Problem to solve: Repeat the records in full and exactly, omitting pictures.

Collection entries
= = = =

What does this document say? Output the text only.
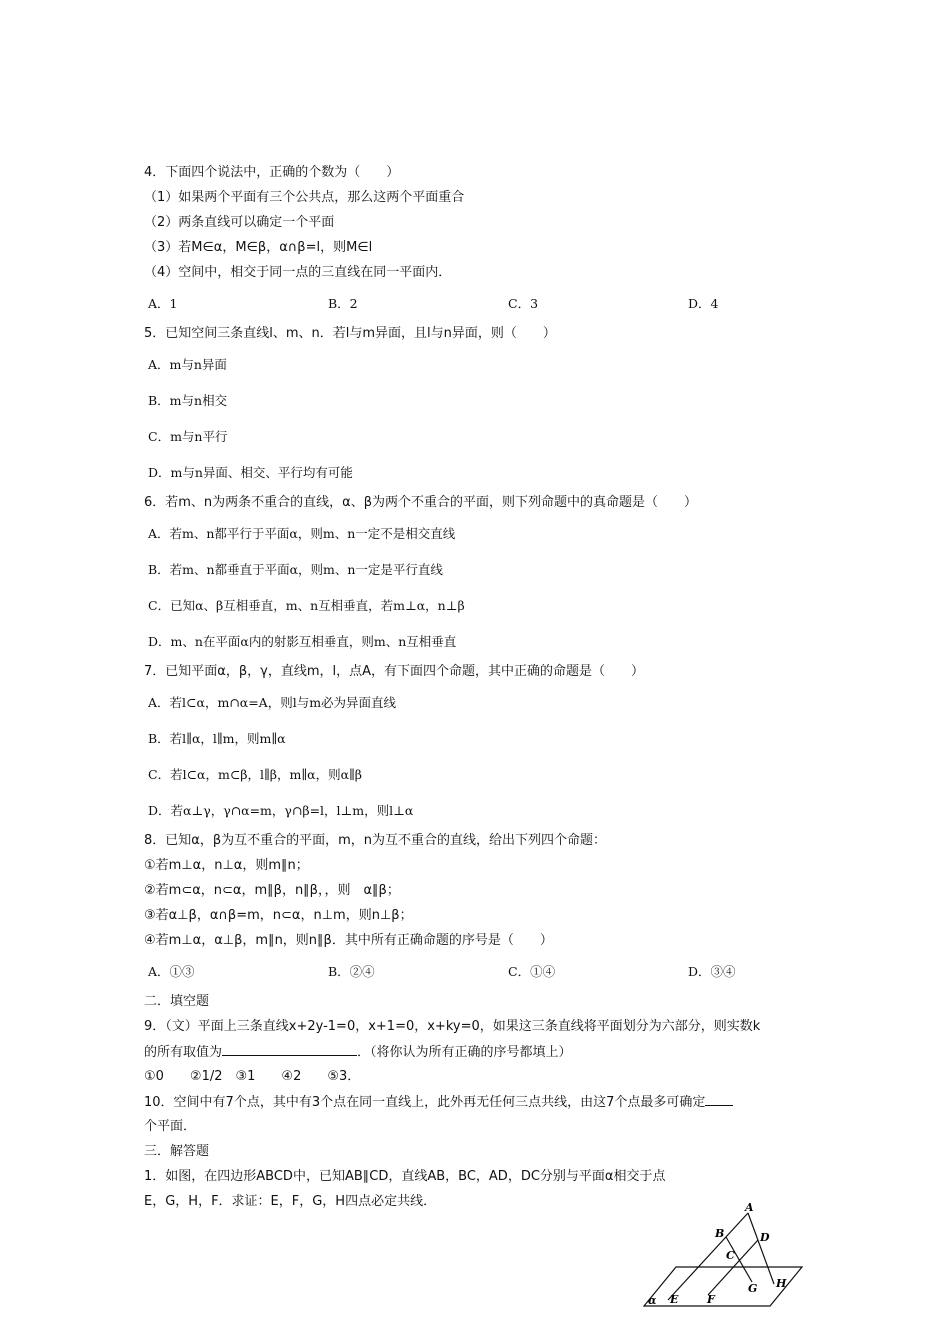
4．下面四个说法中，正确的个数为（　　）
（1）如果两个平面有三个公共点，那么这两个平面重合
（2）两条直线可以确定一个平面
（3）若M∈α，M∈β，α∩β=l，则M∈l
（4）空间中，相交于同一点的三直线在同一平面内．
A．1	B．2	C．3	D．4
5．已知空间三条直线l、m、n．若l与m异面，且l与n异面，则（　　）
A．m与n异面
B．m与n相交
C．m与n平行
D．m与n异面、相交、平行均有可能
6．若m、n为两条不重合的直线，α、β为两个不重合的平面，则下列命题中的真命题是（　　）
A．若m、n都平行于平面α，则m、n一定不是相交直线
B．若m、n都垂直于平面α，则m、n一定是平行直线
C．已知α、β互相垂直，m、n互相垂直，若m⊥α，n⊥β
D．m、n在平面α内的射影互相垂直，则m、n互相垂直
7．已知平面α，β，γ，直线m，l，点A，有下面四个命题，其中正确的命题是（　　）
A．若l⊂α，m∩α=A，则l与m必为异面直线
B．若l∥α，l∥m，则m∥α
C．若l⊂α，m⊂β，l∥β，m∥α，则α∥β
D．若α⊥γ，γ∩α=m，γ∩β=l，l⊥m，则l⊥α
8．已知α，β为互不重合的平面，m，n为互不重合的直线，给出下列四个命题：
①若m⊥α，n⊥α，则m∥n；
②若m⊂α，n⊂α，m∥β，n∥β，，则　α∥β；
③若α⊥β，α∩β=m，n⊂α，n⊥m，则n⊥β；
④若m⊥α，α⊥β，m∥n，则n∥β．其中所有正确命题的序号是（　　）
A．①③	B．②④	C．①④	D．③④
二．填空题
9．（文）平面上三条直线x+2y-1=0，x+1=0，x+ky=0，如果这三条直线将平面划分为六部分，则实数k
的所有取值为	．（将你认为所有正确的序号都填上）
①0　　②1/2　③1　　④2　　⑤3．
10．空间中有7个点，其中有3个点在同一直线上，此外再无任何三点共线，由这7个点最多可确定
个平面．
三．解答题
1．如图，在四边形ABCD中，已知AB∥CD，直线AB，BC，AD，DC分别与平面α相交于点
E，G，H，F．求证：E，F，G，H四点必定共线．	A
B	D
C
H
G
E	F
α
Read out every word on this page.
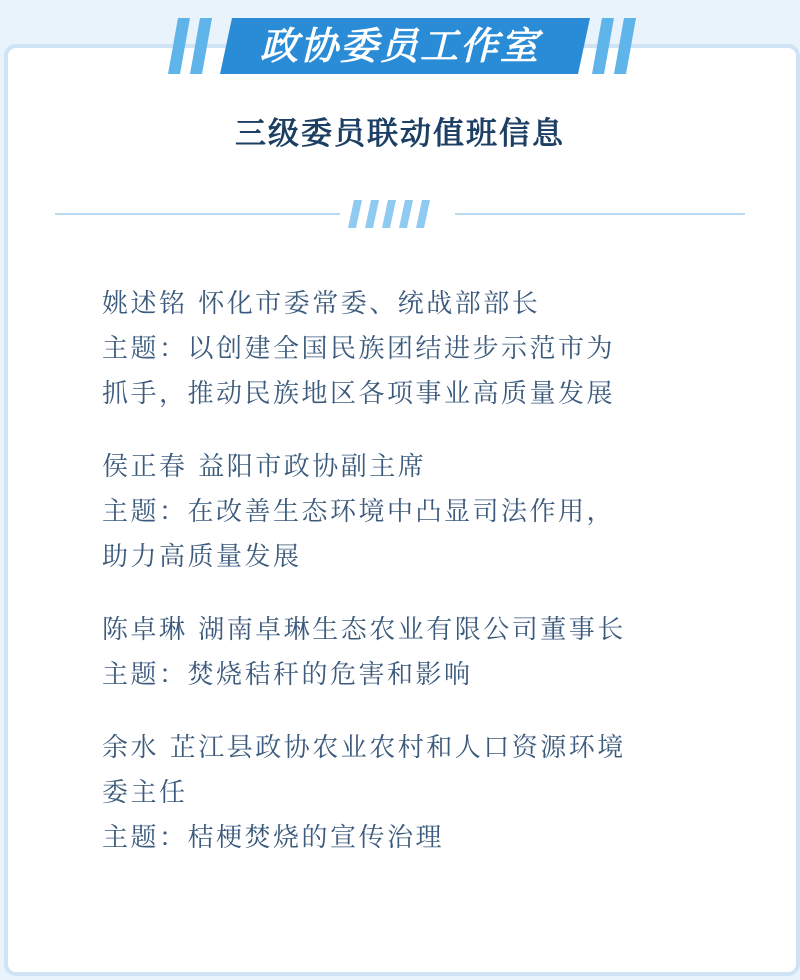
政协委员工作室
三级委员联动值班信息

姚述铭 怀化市委常委、统战部部长

主题：以创建全国民族团结进步示范市为

抓手，推动民族地区各项事业高质量发展

侯正春 益阳市政协副主席

主题：在改善生态环境中凸显司法作用，

助力高质量发展

陈卓琳 湖南卓琳生态农业有限公司董事长

主题：焚烧秸秆的危害和影响

余水 芷江县政协农业农村和人口资源环境

委主任

主题：桔梗焚烧的宣传治理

= = = =

Output of the exercise:
What does this document say? Output the text only.
4．下面四个说法中，正确的个数为（　　）
（1）如果两个平面有三个公共点，那么这两个平面重合
（2）两条直线可以确定一个平面
（3）若M∈α，M∈β，α∩β=l，则M∈l
（4）空间中，相交于同一点的三直线在同一平面内．
A．1	B．2	C．3	D．4
5．已知空间三条直线l、m、n．若l与m异面，且l与n异面，则（　　）
A．m与n异面
B．m与n相交
C．m与n平行
D．m与n异面、相交、平行均有可能
6．若m、n为两条不重合的直线，α、β为两个不重合的平面，则下列命题中的真命题是（　　）
A．若m、n都平行于平面α，则m、n一定不是相交直线
B．若m、n都垂直于平面α，则m、n一定是平行直线
C．已知α、β互相垂直，m、n互相垂直，若m⊥α，n⊥β
D．m、n在平面α内的射影互相垂直，则m、n互相垂直
7．已知平面α，β，γ，直线m，l，点A，有下面四个命题，其中正确的命题是（　　）
A．若l⊂α，m∩α=A，则l与m必为异面直线
B．若l∥α，l∥m，则m∥α
C．若l⊂α，m⊂β，l∥β，m∥α，则α∥β
D．若α⊥γ，γ∩α=m，γ∩β=l，l⊥m，则l⊥α
8．已知α，β为互不重合的平面，m，n为互不重合的直线，给出下列四个命题：
①若m⊥α，n⊥α，则m∥n；
②若m⊂α，n⊂α，m∥β，n∥β，，则　α∥β；
③若α⊥β，α∩β=m，n⊂α，n⊥m，则n⊥β；
④若m⊥α，α⊥β，m∥n，则n∥β．其中所有正确命题的序号是（　　）
A．①③	B．②④	C．①④	D．③④
二．填空题
9．（文）平面上三条直线x+2y-1=0，x+1=0，x+ky=0，如果这三条直线将平面划分为六部分，则实数k
的所有取值为	．（将你认为所有正确的序号都填上）
①0　　②1/2　③1　　④2　　⑤3．
10．空间中有7个点，其中有3个点在同一直线上，此外再无任何三点共线，由这7个点最多可确定
个平面．
三．解答题
1．如图，在四边形ABCD中，已知AB∥CD，直线AB，BC，AD，DC分别与平面α相交于点
E，G，H，F．求证：E，F，G，H四点必定共线．	A
B	D
C
H
G
E	F
α
Read out every word on this page.
政协委员工作室
三级委员联动值班信息

姚述铭 怀化市委常委、统战部部长

主题：以创建全国民族团结进步示范市为

抓手，推动民族地区各项事业高质量发展

侯正春 益阳市政协副主席

主题：在改善生态环境中凸显司法作用，

助力高质量发展

陈卓琳 湖南卓琳生态农业有限公司董事长

主题：焚烧秸秆的危害和影响

余水 芷江县政协农业农村和人口资源环境

委主任

主题：桔梗焚烧的宣传治理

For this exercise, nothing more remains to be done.